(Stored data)
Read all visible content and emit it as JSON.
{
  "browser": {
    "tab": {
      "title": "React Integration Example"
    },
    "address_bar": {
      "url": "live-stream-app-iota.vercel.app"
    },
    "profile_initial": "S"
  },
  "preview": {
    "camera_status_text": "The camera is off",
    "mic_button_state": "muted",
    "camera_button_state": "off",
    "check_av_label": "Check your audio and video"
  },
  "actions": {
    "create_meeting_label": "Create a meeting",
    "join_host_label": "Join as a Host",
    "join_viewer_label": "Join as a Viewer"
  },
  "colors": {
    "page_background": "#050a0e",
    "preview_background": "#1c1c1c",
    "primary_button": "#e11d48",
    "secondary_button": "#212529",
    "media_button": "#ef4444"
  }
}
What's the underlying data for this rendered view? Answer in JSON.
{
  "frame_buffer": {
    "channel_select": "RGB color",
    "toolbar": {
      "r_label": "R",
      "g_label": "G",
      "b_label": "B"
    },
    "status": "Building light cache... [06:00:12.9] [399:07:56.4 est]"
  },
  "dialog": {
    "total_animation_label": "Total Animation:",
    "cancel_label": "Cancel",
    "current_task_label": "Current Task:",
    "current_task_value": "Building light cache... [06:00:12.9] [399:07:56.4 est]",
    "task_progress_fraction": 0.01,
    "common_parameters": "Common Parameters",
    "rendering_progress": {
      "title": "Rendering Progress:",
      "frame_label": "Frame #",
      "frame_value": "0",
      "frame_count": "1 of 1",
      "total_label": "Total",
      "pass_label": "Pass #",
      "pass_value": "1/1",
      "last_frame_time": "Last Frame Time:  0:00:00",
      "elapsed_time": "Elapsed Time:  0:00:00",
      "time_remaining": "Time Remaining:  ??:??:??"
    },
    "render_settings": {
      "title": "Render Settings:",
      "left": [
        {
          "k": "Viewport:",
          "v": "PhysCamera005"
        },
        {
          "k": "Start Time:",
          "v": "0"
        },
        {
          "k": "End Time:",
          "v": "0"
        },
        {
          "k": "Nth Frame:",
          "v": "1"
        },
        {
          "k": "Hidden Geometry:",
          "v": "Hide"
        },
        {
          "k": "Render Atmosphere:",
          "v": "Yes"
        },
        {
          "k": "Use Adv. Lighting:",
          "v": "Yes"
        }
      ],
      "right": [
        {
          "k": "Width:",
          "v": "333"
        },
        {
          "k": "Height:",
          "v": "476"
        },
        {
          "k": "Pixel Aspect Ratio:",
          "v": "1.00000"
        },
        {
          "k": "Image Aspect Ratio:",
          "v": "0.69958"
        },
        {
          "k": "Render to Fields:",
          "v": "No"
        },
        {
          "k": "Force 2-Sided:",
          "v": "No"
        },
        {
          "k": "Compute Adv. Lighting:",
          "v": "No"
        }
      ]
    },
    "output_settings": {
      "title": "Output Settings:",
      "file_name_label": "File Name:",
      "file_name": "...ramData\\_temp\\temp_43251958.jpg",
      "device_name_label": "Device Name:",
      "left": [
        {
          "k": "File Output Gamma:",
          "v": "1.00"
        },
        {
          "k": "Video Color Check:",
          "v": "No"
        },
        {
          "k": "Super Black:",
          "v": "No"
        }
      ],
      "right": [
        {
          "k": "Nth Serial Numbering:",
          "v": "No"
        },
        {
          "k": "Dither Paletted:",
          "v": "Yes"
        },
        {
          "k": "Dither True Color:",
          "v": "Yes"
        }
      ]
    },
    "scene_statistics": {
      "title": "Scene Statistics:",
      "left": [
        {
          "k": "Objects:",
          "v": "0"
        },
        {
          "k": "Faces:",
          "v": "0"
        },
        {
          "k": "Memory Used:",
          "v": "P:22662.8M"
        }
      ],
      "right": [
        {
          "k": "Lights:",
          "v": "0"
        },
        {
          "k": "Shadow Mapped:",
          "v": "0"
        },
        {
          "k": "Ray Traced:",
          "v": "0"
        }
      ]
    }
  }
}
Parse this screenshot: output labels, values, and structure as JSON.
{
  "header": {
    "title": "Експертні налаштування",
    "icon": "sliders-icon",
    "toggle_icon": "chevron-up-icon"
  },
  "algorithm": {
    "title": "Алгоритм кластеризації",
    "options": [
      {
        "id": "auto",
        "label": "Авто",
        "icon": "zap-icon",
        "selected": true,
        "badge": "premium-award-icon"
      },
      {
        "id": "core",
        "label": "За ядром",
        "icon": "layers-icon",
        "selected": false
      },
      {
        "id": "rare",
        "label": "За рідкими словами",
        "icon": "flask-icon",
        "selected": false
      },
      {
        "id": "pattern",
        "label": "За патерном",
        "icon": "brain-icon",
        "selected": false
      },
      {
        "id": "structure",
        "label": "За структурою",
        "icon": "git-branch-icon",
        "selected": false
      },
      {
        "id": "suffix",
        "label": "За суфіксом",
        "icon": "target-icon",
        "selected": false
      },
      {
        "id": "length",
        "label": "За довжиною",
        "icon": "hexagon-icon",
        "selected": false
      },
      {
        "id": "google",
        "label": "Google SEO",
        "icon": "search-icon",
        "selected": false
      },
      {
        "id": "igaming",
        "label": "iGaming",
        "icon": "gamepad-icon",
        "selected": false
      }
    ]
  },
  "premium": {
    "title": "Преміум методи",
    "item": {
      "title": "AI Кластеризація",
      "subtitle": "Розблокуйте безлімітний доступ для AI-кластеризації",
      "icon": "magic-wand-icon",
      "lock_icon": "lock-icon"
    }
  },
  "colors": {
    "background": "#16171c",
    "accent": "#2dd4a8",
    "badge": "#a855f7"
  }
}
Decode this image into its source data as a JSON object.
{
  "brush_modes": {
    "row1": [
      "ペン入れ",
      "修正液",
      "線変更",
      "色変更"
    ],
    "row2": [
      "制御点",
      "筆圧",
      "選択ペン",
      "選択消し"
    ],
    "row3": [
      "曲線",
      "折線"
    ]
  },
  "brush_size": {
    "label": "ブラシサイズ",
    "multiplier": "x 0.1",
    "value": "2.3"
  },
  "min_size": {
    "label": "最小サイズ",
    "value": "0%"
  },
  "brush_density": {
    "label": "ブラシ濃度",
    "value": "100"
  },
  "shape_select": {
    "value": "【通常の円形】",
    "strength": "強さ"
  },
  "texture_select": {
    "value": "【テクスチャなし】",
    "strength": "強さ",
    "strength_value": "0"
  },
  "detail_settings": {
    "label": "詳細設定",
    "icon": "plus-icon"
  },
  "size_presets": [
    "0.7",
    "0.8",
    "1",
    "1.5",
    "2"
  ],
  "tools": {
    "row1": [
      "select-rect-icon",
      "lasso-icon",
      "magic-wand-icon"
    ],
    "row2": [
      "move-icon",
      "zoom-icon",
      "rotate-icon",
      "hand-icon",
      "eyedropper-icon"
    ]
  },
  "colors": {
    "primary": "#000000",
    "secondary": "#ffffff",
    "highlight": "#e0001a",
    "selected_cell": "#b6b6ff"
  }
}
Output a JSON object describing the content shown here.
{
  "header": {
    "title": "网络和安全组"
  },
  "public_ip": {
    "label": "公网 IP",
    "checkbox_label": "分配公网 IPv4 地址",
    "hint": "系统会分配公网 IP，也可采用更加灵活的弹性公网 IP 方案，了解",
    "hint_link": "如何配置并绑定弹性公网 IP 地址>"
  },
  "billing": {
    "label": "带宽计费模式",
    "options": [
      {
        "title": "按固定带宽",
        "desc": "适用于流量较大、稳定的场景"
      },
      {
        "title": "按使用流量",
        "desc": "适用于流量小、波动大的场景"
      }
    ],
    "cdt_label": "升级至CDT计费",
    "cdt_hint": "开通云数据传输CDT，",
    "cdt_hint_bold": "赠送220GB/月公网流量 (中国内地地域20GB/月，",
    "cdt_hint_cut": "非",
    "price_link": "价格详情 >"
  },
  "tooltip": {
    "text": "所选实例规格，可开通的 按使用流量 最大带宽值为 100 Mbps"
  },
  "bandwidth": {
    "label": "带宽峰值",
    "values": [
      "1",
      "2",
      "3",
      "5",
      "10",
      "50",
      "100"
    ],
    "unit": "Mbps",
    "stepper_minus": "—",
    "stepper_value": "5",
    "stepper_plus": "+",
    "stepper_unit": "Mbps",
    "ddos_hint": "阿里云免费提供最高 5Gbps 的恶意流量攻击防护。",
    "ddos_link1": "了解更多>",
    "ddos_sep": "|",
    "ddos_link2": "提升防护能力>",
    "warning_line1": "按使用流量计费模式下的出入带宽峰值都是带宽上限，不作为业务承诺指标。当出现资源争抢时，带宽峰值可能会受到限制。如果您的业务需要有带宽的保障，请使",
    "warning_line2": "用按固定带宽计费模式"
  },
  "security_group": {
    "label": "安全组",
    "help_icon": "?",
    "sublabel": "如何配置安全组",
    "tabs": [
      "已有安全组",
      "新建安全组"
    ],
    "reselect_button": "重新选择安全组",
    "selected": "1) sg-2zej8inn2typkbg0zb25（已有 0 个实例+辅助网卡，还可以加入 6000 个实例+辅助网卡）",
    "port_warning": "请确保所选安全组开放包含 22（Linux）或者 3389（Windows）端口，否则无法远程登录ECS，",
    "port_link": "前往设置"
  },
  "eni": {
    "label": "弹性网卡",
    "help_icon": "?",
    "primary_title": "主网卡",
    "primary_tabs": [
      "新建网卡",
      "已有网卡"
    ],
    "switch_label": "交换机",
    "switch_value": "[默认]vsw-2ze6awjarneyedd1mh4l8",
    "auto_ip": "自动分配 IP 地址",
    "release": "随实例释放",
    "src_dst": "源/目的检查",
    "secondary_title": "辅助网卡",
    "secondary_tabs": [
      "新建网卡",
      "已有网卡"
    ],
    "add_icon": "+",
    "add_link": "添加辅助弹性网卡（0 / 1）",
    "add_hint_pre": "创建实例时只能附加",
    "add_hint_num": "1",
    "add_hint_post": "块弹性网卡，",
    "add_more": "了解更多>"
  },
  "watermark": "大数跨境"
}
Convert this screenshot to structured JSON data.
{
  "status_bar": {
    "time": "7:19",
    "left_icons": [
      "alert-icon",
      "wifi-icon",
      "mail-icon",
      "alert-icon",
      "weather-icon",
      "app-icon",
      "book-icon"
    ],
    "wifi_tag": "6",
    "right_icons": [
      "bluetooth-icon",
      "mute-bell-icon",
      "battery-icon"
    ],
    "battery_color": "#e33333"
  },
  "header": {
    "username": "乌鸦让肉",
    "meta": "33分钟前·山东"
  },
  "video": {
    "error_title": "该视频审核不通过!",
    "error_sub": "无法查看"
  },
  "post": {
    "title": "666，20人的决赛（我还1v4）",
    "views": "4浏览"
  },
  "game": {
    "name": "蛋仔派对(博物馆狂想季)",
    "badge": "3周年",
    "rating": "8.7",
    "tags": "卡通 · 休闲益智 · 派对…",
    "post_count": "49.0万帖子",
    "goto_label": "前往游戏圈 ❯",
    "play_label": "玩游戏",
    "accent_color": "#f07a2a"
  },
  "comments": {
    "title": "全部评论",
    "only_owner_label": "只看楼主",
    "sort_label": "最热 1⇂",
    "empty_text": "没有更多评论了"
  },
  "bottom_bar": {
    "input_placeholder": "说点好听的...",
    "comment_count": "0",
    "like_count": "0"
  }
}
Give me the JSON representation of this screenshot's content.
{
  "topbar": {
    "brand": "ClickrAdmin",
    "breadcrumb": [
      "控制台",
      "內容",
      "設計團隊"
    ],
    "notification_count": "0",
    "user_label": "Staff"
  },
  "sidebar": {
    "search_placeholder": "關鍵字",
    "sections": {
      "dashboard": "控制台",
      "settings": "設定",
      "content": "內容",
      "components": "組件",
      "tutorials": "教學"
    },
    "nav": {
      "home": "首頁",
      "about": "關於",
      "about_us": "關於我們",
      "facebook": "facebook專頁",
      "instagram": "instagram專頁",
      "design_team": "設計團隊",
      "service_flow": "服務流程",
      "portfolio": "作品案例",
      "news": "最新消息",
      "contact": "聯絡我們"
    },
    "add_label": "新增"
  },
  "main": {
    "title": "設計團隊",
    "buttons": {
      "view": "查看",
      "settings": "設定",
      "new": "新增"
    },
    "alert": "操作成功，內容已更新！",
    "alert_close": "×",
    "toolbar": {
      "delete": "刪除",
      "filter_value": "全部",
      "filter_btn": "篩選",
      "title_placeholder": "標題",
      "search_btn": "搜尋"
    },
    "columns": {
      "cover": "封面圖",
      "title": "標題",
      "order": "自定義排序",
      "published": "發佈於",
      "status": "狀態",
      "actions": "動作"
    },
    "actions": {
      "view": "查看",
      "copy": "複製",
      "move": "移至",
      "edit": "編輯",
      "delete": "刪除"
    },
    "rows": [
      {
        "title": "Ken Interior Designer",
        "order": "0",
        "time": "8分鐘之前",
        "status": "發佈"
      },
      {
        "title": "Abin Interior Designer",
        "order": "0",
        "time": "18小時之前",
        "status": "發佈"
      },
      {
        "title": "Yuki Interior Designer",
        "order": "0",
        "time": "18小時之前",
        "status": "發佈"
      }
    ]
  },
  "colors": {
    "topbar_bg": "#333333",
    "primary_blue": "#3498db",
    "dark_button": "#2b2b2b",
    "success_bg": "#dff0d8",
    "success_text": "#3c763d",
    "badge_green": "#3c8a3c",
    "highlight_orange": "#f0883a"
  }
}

Exercise.
Examine the records and pull out every line where the string "Lighting" occurs.

The response.
          "k": "Use Adv. Lighting:",
          "k": "Compute Adv. Lighting:",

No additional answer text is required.